== LISTED ENTRIES

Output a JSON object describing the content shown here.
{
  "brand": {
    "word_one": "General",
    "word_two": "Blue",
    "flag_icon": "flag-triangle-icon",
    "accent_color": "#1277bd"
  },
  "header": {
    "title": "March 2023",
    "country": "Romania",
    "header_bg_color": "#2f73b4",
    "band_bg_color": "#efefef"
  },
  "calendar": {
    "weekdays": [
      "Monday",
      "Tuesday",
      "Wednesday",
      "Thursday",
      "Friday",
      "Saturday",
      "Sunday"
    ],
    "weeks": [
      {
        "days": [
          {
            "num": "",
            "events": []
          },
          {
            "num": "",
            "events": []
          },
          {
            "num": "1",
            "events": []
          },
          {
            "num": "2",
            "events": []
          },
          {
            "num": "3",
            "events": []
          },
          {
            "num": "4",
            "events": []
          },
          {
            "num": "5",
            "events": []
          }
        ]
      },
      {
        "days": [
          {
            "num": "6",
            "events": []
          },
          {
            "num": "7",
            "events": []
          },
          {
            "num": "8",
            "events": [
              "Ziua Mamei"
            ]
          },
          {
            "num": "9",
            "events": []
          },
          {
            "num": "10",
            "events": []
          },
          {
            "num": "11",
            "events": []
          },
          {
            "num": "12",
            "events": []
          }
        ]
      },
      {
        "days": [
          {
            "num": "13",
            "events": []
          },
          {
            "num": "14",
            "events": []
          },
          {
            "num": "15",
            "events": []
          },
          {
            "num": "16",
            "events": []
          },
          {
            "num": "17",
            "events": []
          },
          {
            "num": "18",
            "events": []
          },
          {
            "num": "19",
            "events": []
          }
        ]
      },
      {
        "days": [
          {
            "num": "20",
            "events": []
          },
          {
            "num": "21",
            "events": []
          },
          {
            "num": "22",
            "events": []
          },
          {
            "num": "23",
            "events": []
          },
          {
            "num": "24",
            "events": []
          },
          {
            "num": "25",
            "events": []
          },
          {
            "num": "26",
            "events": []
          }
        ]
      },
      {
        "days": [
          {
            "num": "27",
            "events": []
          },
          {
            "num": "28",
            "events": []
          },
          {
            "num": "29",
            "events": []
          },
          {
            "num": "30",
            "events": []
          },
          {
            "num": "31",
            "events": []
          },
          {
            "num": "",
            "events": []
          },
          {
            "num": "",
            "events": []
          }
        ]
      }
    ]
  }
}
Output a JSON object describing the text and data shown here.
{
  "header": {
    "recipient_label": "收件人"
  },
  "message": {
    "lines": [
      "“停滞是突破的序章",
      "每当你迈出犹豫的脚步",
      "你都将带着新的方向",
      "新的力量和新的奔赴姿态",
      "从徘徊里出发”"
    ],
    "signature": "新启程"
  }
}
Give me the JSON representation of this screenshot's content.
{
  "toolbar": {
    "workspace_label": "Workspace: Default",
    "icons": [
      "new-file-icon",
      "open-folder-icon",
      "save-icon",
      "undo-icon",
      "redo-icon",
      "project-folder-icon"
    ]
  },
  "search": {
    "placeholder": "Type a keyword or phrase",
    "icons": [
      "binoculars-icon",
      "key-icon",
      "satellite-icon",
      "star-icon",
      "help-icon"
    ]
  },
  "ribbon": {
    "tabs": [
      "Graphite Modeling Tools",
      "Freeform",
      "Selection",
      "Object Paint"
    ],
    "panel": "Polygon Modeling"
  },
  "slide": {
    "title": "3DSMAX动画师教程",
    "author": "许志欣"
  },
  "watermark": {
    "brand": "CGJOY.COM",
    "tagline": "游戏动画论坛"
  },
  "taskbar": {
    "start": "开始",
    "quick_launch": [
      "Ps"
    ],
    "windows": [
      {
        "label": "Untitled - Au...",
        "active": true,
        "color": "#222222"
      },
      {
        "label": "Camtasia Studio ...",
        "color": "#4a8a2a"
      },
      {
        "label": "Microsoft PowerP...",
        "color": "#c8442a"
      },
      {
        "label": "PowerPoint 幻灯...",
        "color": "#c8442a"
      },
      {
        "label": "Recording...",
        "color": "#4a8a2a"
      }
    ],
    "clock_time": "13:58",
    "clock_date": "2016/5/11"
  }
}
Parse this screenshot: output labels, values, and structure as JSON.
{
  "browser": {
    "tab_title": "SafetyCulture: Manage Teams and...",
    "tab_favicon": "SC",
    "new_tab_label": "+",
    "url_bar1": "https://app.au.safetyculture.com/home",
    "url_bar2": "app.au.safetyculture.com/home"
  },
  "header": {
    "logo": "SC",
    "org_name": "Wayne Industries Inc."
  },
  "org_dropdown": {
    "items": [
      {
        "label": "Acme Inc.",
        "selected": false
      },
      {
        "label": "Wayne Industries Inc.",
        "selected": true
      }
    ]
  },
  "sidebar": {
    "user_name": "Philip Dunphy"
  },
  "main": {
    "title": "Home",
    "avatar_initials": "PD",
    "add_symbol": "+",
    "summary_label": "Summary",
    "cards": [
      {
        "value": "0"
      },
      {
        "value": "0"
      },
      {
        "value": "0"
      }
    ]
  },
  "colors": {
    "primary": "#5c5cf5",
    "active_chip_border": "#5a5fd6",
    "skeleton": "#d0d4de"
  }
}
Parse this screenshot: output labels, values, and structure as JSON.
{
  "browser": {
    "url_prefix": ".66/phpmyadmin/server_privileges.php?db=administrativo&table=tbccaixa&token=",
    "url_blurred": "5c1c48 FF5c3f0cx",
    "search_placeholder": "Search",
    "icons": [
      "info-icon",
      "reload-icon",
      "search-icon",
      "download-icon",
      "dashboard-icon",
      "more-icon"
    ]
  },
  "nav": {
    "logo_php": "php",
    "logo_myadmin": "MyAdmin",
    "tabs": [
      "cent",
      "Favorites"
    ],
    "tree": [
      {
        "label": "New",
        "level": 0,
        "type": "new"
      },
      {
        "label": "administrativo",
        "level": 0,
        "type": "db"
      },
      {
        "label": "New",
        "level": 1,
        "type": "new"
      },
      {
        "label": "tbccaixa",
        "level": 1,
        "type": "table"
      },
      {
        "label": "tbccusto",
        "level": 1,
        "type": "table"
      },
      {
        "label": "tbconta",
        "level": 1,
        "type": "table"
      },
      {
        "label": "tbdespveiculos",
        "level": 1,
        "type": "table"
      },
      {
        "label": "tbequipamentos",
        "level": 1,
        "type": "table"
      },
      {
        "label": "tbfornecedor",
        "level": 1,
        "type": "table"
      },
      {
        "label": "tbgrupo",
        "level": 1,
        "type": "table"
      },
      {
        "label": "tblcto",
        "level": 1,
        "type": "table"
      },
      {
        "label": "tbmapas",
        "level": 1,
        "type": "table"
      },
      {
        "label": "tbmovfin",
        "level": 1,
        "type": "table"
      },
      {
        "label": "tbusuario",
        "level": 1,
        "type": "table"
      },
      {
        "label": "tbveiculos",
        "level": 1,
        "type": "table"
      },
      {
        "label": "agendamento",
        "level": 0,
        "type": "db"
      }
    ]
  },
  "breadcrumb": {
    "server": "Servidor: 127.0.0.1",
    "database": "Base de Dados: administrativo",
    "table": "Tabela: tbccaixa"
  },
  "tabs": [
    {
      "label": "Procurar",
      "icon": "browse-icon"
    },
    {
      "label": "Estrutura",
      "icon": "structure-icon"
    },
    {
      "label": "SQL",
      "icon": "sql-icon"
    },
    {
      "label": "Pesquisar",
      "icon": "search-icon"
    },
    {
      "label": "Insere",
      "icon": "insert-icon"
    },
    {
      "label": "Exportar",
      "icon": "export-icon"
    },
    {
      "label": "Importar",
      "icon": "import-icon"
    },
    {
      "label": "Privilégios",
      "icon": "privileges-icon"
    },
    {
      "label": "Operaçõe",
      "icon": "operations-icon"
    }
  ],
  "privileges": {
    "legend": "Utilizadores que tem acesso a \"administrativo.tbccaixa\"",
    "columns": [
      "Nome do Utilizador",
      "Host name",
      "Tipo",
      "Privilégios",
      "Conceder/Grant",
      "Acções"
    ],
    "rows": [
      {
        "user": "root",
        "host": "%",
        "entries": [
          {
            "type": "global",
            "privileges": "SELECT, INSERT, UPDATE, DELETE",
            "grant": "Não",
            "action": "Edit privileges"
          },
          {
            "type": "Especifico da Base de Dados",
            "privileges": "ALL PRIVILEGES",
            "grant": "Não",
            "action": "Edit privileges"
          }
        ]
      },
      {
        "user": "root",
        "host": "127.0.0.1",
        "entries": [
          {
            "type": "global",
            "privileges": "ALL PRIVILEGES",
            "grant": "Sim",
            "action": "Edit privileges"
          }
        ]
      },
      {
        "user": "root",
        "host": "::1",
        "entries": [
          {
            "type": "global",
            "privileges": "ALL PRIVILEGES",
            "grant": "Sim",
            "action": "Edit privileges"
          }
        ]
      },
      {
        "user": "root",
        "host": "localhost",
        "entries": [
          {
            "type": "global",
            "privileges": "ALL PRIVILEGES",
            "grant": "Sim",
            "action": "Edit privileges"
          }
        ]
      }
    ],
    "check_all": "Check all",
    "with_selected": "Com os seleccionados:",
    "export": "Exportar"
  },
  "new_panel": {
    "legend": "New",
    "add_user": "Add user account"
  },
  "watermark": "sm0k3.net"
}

====

DIRECTIVE
Find the string "describing" in the listing and return every line that holds it.

SOLUTION TO THIS EXERCISE
Output a JSON object describing the content shown here.
Output a JSON object describing the text and data shown here.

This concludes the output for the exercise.